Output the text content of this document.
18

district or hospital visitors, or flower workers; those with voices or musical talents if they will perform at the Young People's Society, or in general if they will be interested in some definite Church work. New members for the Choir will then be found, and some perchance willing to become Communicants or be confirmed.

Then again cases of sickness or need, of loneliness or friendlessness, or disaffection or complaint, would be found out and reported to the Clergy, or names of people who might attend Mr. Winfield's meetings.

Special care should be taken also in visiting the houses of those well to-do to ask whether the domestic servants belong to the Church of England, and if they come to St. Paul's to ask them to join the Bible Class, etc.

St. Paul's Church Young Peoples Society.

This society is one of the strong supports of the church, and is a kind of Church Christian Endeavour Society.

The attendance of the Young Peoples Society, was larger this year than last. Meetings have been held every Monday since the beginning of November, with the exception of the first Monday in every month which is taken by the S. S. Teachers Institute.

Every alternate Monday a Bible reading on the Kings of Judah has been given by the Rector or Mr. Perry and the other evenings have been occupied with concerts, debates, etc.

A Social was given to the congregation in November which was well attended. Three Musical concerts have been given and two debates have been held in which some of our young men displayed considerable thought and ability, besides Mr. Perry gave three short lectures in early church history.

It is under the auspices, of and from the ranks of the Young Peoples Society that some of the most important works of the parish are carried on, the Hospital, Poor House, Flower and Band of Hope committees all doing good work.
==
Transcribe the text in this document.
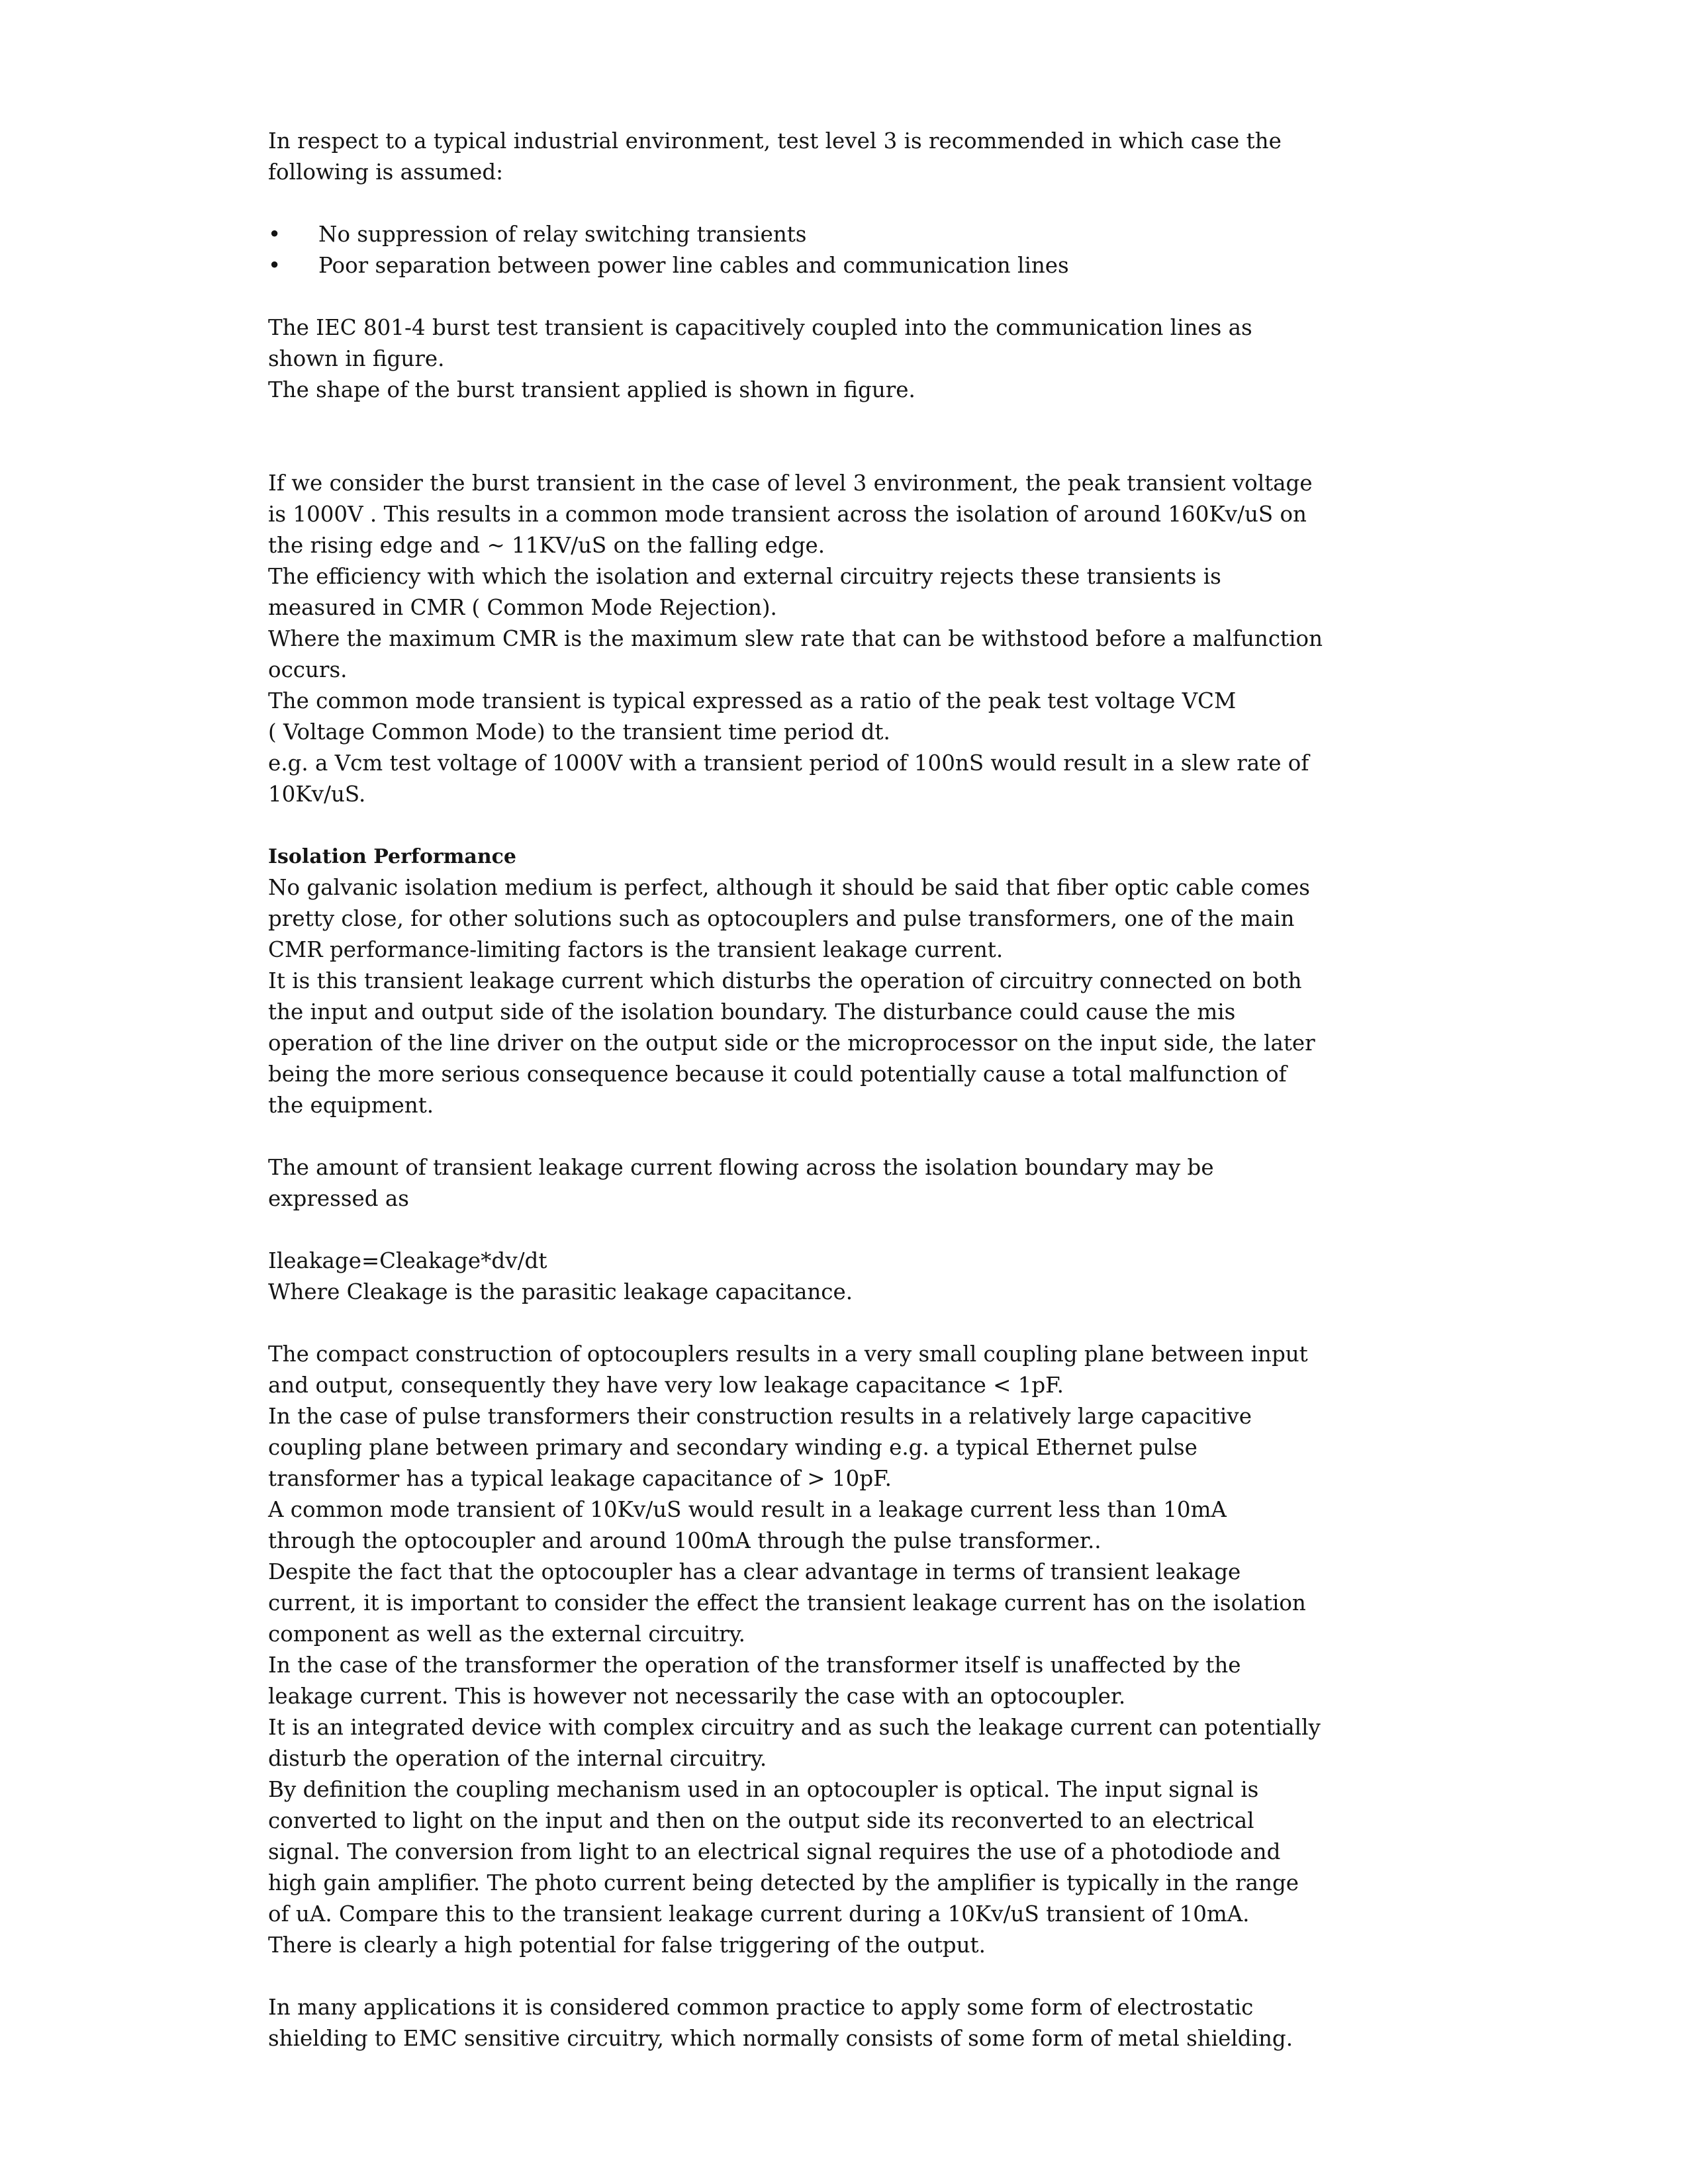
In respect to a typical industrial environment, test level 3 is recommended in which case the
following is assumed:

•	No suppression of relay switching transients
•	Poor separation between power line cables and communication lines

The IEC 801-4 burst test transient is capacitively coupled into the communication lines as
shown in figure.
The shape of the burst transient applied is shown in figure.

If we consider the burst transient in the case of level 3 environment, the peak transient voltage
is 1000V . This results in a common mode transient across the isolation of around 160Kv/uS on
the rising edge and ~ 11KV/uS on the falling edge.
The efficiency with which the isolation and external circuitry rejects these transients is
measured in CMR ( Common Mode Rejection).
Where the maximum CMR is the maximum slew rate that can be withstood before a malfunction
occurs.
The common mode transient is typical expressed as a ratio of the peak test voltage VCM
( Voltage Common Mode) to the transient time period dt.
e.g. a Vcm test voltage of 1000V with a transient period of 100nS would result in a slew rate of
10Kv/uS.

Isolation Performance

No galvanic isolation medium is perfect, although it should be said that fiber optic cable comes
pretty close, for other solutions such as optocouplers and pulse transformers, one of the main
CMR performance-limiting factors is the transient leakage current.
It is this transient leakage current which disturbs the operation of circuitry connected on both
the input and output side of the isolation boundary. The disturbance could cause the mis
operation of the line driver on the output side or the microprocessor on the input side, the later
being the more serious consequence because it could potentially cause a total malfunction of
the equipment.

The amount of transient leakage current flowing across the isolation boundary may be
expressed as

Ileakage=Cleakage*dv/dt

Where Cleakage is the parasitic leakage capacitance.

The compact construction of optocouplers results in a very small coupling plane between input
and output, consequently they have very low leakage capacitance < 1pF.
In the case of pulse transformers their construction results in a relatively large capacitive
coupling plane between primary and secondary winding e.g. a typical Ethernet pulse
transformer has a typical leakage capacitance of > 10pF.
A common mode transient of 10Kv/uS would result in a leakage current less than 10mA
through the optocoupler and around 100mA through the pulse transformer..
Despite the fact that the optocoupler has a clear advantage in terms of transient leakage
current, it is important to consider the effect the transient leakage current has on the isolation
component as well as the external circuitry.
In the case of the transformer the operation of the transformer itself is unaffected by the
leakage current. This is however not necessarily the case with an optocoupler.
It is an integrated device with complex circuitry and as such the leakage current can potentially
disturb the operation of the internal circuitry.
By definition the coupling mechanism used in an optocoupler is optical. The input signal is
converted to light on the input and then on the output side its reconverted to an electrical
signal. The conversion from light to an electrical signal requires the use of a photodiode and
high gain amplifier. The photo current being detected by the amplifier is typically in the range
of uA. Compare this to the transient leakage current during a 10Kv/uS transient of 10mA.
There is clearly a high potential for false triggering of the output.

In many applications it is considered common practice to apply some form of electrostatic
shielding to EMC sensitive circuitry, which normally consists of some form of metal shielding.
---
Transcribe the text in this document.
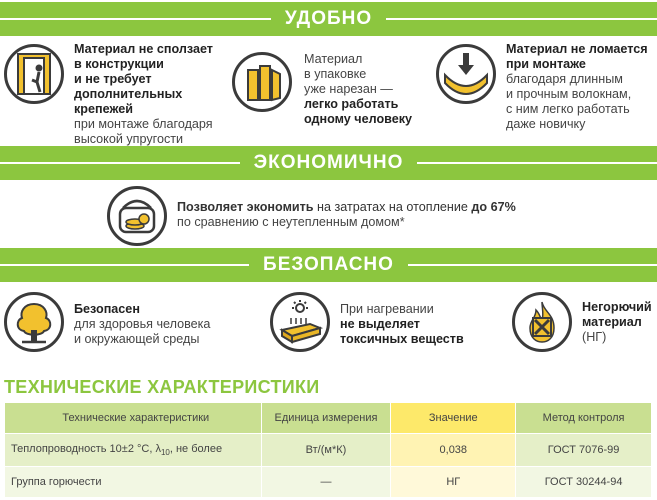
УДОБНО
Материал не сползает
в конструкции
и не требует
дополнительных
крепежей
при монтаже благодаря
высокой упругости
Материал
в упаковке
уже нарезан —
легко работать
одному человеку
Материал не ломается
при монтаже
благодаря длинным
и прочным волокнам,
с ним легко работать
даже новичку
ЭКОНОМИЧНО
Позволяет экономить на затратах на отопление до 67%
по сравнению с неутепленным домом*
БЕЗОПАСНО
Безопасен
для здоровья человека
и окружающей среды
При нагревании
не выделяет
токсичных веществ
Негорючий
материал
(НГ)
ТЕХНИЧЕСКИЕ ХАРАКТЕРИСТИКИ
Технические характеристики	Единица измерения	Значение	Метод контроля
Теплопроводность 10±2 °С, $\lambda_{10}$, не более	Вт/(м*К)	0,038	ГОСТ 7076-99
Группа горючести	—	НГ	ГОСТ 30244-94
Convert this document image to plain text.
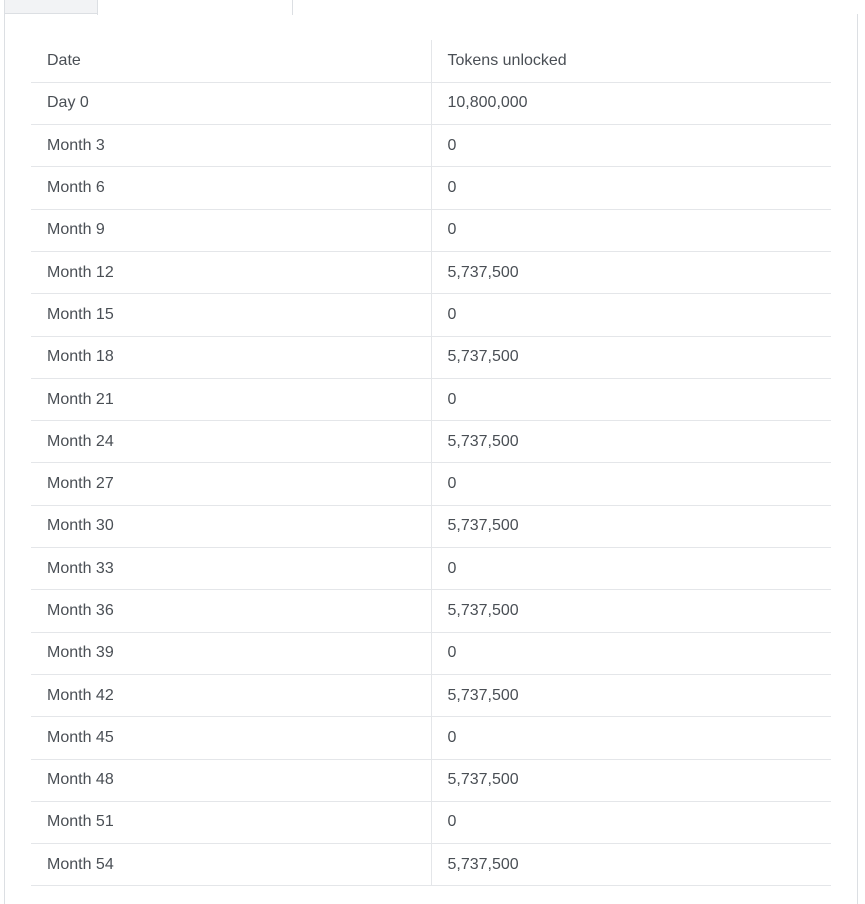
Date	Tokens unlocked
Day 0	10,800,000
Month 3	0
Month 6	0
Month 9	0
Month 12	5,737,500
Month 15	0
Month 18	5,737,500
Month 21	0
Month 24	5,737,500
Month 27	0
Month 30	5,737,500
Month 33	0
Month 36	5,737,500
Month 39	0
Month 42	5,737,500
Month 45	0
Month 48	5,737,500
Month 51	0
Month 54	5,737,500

:: Goal ::
Sift the material for lines with the string "which". Copy each one found.

:: Written solution ::
The attendance of the Young Peoples Society, was larger this year than last. Meetings have been held every Monday since the beginning of November, with the exception of the first Monday in every month which is taken by the S. S. Teachers Institute.
A Social was given to the congregation in November which was well attended. Three Musical concerts have been given and two debates have been held in which some of our young men displayed considerable thought and ability, besides Mr. Perry gave three short lectures in early church history.
In respect to a typical industrial environment, test level 3 is recommended in which case the
The efficiency with which the isolation and external circuitry rejects these transients is
It is this transient leakage current which disturbs the operation of circuitry connected on both
shielding to EMC sensitive circuitry, which normally consists of some form of metal shielding.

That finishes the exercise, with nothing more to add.